<<<<
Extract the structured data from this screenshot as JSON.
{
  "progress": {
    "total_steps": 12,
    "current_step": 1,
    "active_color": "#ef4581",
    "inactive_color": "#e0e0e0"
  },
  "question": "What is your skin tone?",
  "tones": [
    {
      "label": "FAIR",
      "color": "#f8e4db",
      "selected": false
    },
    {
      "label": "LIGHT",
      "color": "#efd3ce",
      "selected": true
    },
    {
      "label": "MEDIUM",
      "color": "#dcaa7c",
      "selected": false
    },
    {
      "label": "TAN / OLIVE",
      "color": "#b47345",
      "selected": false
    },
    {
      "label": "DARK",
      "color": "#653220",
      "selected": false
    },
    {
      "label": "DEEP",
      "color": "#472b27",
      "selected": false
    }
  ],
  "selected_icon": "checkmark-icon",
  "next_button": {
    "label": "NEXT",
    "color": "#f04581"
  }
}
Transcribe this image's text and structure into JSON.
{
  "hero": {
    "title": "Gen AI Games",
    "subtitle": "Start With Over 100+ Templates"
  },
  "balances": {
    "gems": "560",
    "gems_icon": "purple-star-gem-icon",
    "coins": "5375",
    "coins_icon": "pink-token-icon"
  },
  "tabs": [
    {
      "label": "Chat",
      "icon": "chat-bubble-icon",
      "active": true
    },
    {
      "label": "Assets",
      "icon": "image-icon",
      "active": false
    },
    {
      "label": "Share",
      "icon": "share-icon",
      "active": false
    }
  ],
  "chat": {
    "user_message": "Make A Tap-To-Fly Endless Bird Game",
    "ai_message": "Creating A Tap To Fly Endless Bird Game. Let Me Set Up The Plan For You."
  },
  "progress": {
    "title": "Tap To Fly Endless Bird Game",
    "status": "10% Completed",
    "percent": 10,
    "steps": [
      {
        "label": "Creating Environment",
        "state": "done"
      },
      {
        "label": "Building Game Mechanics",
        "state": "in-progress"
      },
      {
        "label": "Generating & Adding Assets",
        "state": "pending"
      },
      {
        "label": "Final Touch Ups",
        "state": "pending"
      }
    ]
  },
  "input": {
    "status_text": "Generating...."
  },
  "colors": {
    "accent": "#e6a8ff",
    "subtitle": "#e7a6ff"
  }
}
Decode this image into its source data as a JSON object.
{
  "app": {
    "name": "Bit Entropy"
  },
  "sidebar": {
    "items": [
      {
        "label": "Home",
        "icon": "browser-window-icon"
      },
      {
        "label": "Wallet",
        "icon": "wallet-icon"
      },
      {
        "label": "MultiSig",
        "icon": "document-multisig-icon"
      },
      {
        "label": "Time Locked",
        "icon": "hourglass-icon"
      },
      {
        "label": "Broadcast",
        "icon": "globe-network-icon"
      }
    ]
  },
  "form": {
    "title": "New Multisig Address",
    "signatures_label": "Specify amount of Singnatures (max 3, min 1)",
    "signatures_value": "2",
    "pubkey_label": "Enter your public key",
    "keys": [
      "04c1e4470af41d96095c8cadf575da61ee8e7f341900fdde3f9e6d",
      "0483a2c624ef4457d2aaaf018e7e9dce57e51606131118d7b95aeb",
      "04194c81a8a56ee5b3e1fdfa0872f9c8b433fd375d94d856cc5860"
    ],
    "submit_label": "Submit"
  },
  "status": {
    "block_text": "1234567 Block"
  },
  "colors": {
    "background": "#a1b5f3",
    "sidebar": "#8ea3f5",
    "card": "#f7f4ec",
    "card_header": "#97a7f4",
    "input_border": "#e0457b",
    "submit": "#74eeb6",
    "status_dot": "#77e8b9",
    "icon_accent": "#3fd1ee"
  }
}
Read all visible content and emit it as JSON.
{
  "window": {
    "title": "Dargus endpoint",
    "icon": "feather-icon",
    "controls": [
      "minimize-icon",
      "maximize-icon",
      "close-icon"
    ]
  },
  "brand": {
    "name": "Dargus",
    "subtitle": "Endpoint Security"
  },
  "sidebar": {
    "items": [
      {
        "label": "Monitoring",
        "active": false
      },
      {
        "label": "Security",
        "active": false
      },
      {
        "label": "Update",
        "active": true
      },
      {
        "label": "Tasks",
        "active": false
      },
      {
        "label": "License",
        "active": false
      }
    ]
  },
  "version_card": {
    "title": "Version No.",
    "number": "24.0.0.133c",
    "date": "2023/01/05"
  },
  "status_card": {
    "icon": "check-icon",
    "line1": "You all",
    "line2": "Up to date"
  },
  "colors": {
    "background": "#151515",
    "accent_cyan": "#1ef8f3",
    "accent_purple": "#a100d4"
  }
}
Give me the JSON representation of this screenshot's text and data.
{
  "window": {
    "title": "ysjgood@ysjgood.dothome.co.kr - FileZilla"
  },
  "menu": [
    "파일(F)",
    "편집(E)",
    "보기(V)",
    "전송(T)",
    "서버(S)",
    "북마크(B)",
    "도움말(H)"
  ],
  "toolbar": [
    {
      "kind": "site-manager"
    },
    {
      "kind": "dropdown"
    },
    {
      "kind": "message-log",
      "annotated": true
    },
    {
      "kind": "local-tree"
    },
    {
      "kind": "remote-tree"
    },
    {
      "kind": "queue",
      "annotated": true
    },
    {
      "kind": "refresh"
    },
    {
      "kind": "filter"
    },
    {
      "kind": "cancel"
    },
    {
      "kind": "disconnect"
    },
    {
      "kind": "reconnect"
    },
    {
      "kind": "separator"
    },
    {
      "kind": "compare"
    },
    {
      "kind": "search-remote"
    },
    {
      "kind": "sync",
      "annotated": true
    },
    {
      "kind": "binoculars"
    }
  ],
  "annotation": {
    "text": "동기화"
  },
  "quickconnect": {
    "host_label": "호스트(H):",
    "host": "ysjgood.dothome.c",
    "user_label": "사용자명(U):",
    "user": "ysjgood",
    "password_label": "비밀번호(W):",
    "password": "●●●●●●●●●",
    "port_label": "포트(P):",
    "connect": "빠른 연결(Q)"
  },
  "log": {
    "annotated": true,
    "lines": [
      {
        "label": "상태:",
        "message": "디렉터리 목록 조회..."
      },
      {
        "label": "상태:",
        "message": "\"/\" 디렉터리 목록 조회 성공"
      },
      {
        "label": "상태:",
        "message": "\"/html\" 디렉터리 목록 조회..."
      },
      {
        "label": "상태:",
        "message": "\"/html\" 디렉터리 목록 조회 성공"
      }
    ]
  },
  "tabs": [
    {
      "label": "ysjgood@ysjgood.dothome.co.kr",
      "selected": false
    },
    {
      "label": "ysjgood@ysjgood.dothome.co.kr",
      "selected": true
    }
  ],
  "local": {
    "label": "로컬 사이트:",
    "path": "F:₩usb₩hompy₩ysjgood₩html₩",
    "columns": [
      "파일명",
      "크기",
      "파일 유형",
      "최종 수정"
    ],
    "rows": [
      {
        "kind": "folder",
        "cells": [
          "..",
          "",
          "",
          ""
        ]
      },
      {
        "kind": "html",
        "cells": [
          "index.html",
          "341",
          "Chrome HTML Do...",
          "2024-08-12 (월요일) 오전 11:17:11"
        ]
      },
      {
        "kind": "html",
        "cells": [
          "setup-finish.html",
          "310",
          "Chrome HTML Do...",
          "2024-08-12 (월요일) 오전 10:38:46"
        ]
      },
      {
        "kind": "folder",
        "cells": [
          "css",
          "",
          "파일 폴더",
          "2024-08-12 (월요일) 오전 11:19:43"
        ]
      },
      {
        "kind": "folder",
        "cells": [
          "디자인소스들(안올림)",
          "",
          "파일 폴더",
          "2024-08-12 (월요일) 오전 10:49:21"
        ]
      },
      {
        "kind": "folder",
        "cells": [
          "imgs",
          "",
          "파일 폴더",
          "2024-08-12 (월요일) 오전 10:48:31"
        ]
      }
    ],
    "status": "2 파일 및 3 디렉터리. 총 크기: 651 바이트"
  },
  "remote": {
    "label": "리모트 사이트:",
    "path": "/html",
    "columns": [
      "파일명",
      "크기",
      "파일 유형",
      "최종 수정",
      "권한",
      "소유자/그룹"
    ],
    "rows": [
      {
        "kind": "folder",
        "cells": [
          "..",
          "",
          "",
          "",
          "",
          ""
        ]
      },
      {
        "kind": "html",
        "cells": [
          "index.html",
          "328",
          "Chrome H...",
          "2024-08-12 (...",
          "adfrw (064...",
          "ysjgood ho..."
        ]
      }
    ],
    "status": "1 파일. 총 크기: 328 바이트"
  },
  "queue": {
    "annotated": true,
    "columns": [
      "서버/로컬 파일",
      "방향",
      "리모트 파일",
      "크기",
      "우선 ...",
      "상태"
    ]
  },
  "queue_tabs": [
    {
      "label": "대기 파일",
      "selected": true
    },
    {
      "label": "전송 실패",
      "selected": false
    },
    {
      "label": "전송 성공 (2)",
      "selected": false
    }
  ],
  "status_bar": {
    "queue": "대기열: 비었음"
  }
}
>>>>
### WHAT THE TASK REQUIRES
Lines holding the word "ysjgood" should be counted across the entries; state only how many there are.

### FINISHED ANSWER
7